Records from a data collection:
_ _ _ _ _ _ _
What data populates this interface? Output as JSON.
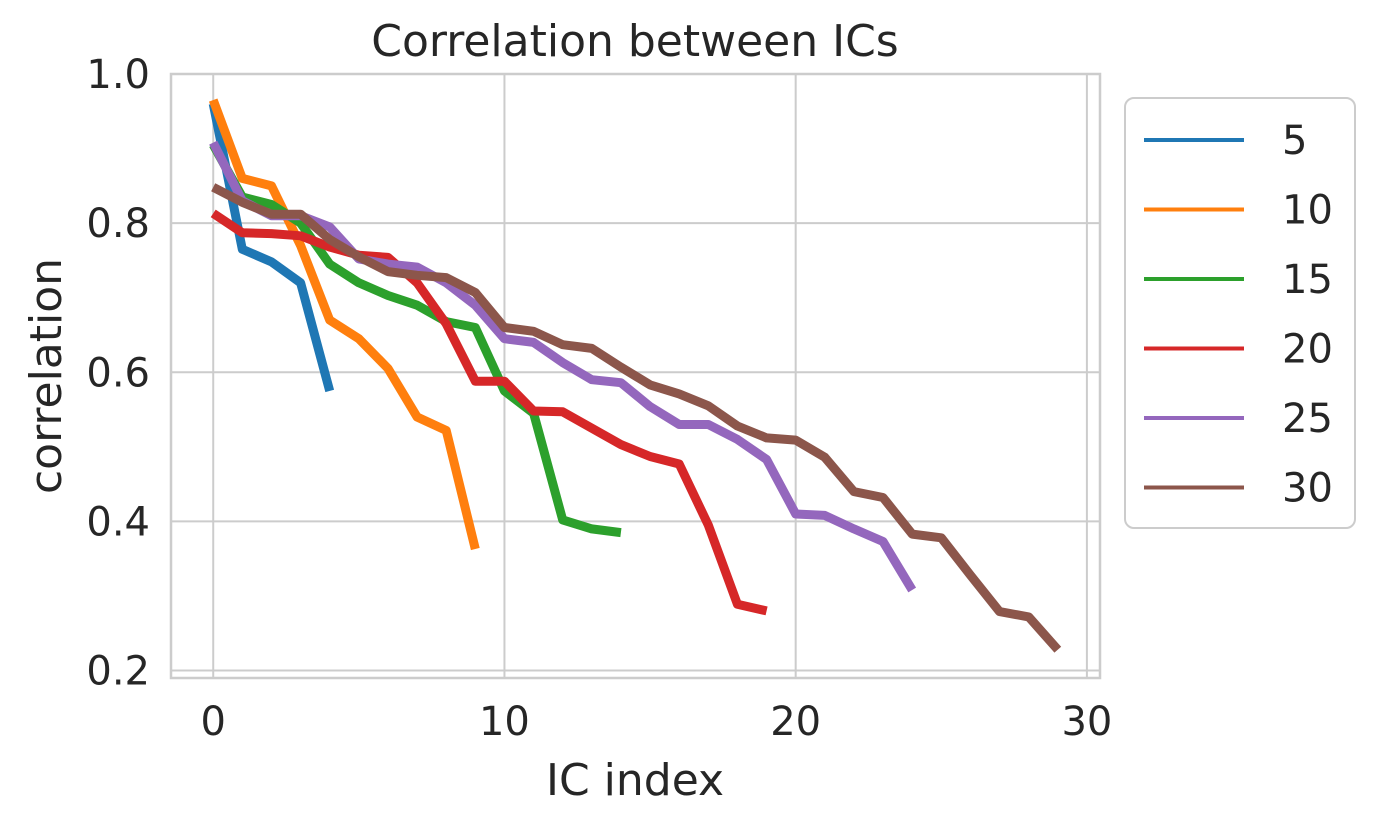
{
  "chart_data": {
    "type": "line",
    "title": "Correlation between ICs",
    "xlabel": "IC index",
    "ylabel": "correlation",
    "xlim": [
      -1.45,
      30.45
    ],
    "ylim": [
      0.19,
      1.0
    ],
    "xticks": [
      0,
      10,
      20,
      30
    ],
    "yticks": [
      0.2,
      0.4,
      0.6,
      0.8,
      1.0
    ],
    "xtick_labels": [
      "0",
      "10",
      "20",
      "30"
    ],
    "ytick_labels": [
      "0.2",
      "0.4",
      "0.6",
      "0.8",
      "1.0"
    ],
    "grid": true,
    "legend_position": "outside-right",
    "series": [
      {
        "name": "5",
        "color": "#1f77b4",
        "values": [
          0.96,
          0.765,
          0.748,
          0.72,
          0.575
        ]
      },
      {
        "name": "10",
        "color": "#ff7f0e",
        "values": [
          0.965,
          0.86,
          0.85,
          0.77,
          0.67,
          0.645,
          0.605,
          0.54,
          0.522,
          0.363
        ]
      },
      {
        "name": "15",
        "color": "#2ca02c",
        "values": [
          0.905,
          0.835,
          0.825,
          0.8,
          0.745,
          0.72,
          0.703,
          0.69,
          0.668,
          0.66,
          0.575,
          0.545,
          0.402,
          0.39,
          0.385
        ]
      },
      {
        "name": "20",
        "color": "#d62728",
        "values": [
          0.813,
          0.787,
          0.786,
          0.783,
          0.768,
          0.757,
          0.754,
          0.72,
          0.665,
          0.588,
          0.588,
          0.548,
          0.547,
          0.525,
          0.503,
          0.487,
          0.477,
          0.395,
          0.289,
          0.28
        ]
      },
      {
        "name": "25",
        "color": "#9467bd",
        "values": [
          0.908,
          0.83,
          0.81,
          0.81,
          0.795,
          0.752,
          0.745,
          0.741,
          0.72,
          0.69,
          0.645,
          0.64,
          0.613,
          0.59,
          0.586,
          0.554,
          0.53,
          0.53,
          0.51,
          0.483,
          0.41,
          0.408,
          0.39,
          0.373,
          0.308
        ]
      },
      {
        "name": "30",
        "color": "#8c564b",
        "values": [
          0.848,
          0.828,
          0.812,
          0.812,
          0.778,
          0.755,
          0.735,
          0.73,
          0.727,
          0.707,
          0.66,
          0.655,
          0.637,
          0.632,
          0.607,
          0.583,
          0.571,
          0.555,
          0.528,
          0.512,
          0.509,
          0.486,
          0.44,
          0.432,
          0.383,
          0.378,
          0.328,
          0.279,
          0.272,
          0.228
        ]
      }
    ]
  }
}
_ _ _ _ _ _ _
*WHAT IS NEEDED*.
State how many lines include the string "name", and nothing more.

*EXPECTED ANSWER*.
6